# Short exercise
Write out all the data again, exactly as it stands.
----- Supplied material
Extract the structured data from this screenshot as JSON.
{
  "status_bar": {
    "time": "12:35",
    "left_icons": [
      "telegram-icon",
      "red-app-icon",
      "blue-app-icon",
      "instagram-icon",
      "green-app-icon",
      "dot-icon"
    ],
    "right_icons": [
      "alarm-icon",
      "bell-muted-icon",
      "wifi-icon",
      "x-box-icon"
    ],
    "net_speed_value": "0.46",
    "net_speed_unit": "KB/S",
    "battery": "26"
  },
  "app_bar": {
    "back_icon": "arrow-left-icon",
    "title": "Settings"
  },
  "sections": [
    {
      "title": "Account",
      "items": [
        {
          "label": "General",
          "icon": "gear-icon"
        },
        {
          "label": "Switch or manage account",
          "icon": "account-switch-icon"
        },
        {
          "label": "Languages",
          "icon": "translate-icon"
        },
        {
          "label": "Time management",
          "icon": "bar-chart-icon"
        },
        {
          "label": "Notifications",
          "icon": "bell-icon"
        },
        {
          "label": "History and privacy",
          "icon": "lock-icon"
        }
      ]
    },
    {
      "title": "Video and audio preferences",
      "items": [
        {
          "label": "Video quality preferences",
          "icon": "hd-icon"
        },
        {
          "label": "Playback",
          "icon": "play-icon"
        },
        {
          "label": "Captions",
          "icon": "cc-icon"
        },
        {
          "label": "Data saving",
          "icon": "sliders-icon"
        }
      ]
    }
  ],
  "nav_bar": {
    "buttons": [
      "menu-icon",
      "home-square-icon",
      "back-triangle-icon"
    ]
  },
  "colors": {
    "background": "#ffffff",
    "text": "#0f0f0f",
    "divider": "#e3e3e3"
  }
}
----------
# Task result
Extract the structured data from this screenshot as JSON.
{
  "status_bar": {
    "time": "12:35",
    "left_icons": [
      "telegram-icon",
      "red-app-icon",
      "blue-app-icon",
      "instagram-icon",
      "green-app-icon",
      "dot-icon"
    ],
    "right_icons": [
      "alarm-icon",
      "bell-muted-icon",
      "wifi-icon",
      "x-box-icon"
    ],
    "net_speed_value": "0.46",
    "net_speed_unit": "KB/S",
    "battery": "26"
  },
  "app_bar": {
    "back_icon": "arrow-left-icon",
    "title": "Settings"
  },
  "sections": [
    {
      "title": "Account",
      "items": [
        {
          "label": "General",
          "icon": "gear-icon"
        },
        {
          "label": "Switch or manage account",
          "icon": "account-switch-icon"
        },
        {
          "label": "Languages",
          "icon": "translate-icon"
        },
        {
          "label": "Time management",
          "icon": "bar-chart-icon"
        },
        {
          "label": "Notifications",
          "icon": "bell-icon"
        },
        {
          "label": "History and privacy",
          "icon": "lock-icon"
        }
      ]
    },
    {
      "title": "Video and audio preferences",
      "items": [
        {
          "label": "Video quality preferences",
          "icon": "hd-icon"
        },
        {
          "label": "Playback",
          "icon": "play-icon"
        },
        {
          "label": "Captions",
          "icon": "cc-icon"
        },
        {
          "label": "Data saving",
          "icon": "sliders-icon"
        }
      ]
    }
  ],
  "nav_bar": {
    "buttons": [
      "menu-icon",
      "home-square-icon",
      "back-triangle-icon"
    ]
  },
  "colors": {
    "background": "#ffffff",
    "text": "#0f0f0f",
    "divider": "#e3e3e3"
  }
}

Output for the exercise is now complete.